start PROVIDED ENTRIES

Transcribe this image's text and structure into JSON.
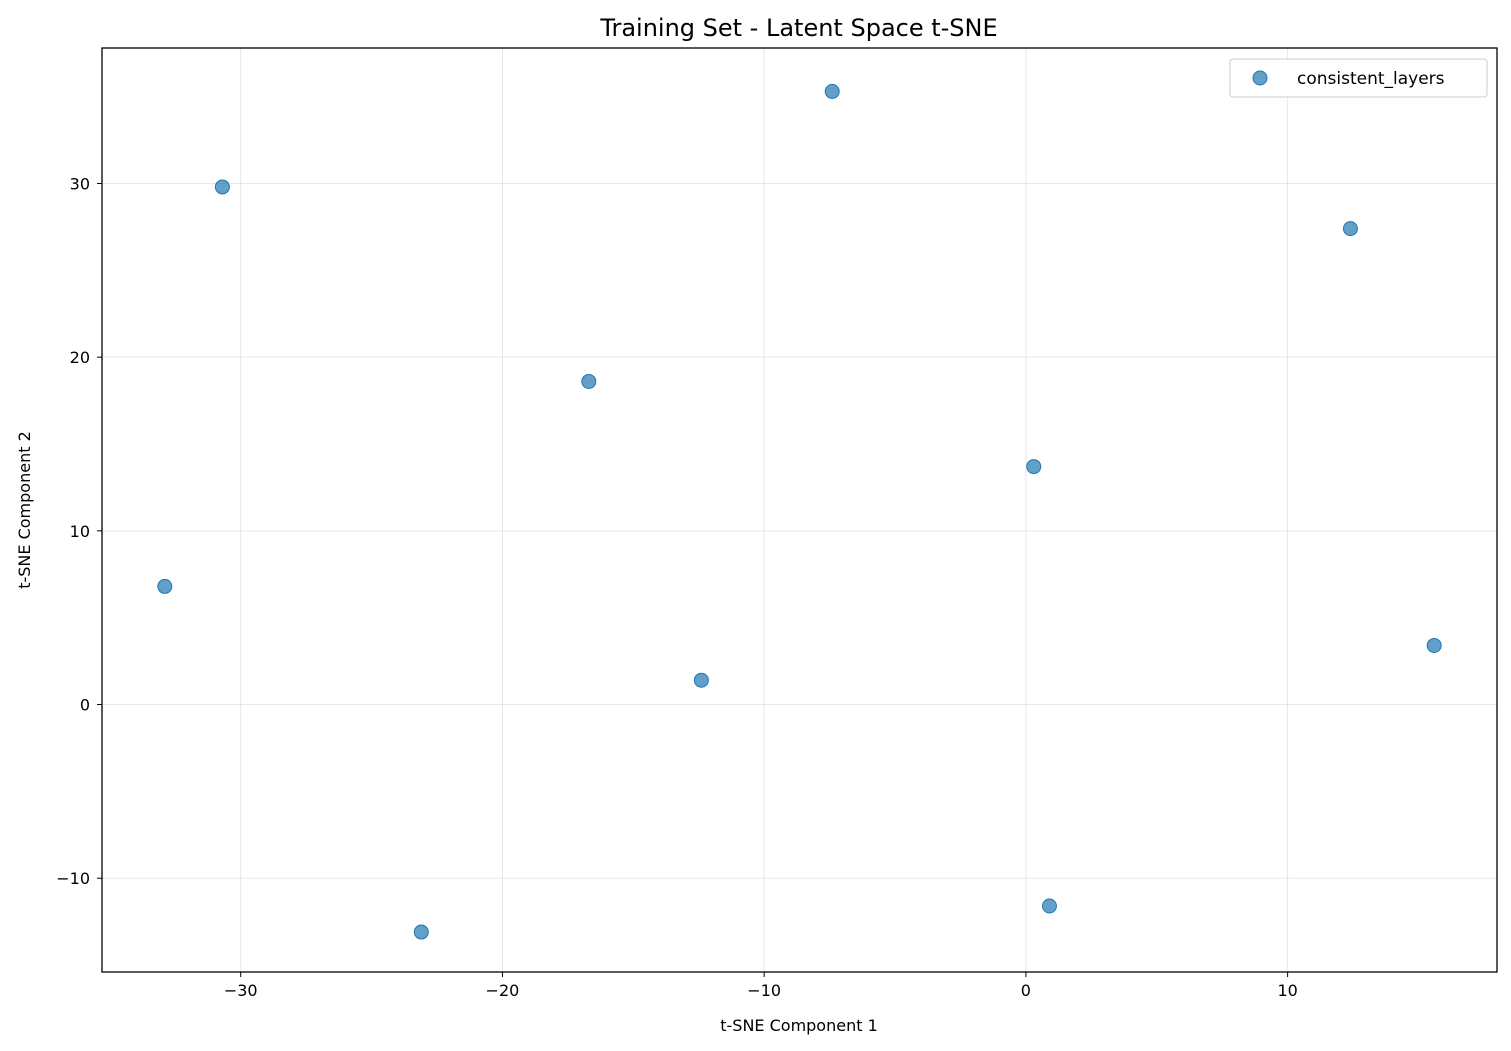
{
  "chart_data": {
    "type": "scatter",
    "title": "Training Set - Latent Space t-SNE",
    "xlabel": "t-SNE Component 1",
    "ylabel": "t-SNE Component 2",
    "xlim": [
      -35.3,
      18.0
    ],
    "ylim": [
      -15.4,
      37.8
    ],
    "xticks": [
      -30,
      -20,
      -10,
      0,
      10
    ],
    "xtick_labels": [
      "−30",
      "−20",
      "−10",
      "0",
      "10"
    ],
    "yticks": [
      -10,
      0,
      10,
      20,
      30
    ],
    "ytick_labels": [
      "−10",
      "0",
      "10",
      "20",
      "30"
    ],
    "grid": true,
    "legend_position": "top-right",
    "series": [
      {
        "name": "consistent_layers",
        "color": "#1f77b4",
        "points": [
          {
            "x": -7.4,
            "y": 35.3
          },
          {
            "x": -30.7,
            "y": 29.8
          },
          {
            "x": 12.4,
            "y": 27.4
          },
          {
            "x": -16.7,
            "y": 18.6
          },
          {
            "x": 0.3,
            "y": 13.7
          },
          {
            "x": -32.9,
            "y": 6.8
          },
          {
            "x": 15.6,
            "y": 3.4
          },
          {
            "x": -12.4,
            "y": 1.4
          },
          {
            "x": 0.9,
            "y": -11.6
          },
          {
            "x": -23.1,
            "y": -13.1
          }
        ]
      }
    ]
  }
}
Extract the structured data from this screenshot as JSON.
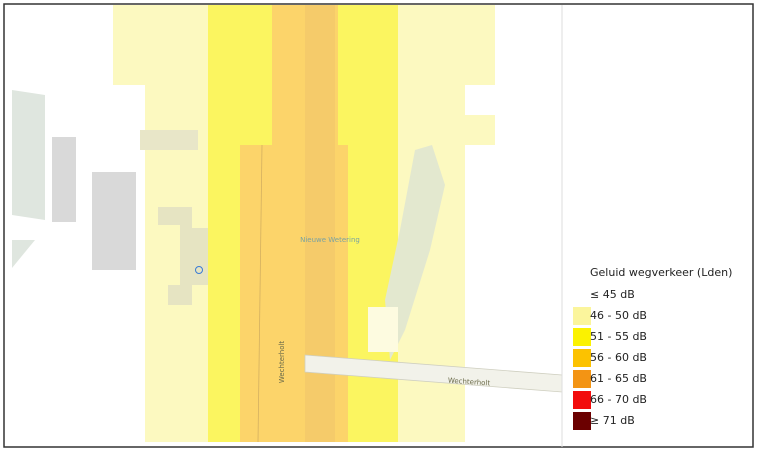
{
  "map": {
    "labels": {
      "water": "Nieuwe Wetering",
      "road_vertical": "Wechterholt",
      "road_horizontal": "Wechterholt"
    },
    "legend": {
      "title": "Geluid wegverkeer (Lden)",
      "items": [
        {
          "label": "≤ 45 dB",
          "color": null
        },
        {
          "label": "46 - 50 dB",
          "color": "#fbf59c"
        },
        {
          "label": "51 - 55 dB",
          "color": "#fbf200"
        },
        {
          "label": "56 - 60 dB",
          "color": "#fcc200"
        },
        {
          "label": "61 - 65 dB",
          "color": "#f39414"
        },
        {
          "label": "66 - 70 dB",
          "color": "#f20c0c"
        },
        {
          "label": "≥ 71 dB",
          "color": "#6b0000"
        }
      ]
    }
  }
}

end PROVIDED ENTRIES

▸ **TASK OBJECTIVE**:
Please repeat the entries exactly. Do not include the pictures.

▸ **COMPLETED TASK**:
Transcribe this image's text and structure into JSON.
{
  "chart_data": {
    "type": "scatter",
    "title": "Training Set - Latent Space t-SNE",
    "xlabel": "t-SNE Component 1",
    "ylabel": "t-SNE Component 2",
    "xlim": [
      -35.3,
      18.0
    ],
    "ylim": [
      -15.4,
      37.8
    ],
    "xticks": [
      -30,
      -20,
      -10,
      0,
      10
    ],
    "xtick_labels": [
      "−30",
      "−20",
      "−10",
      "0",
      "10"
    ],
    "yticks": [
      -10,
      0,
      10,
      20,
      30
    ],
    "ytick_labels": [
      "−10",
      "0",
      "10",
      "20",
      "30"
    ],
    "grid": true,
    "legend_position": "top-right",
    "series": [
      {
        "name": "consistent_layers",
        "color": "#1f77b4",
        "points": [
          {
            "x": -7.4,
            "y": 35.3
          },
          {
            "x": -30.7,
            "y": 29.8
          },
          {
            "x": 12.4,
            "y": 27.4
          },
          {
            "x": -16.7,
            "y": 18.6
          },
          {
            "x": 0.3,
            "y": 13.7
          },
          {
            "x": -32.9,
            "y": 6.8
          },
          {
            "x": 15.6,
            "y": 3.4
          },
          {
            "x": -12.4,
            "y": 1.4
          },
          {
            "x": 0.9,
            "y": -11.6
          },
          {
            "x": -23.1,
            "y": -13.1
          }
        ]
      }
    ]
  }
}
Extract the structured data from this screenshot as JSON.
{
  "map": {
    "labels": {
      "water": "Nieuwe Wetering",
      "road_vertical": "Wechterholt",
      "road_horizontal": "Wechterholt"
    },
    "legend": {
      "title": "Geluid wegverkeer (Lden)",
      "items": [
        {
          "label": "≤ 45 dB",
          "color": null
        },
        {
          "label": "46 - 50 dB",
          "color": "#fbf59c"
        },
        {
          "label": "51 - 55 dB",
          "color": "#fbf200"
        },
        {
          "label": "56 - 60 dB",
          "color": "#fcc200"
        },
        {
          "label": "61 - 65 dB",
          "color": "#f39414"
        },
        {
          "label": "66 - 70 dB",
          "color": "#f20c0c"
        },
        {
          "label": "≥ 71 dB",
          "color": "#6b0000"
        }
      ]
    }
  }
}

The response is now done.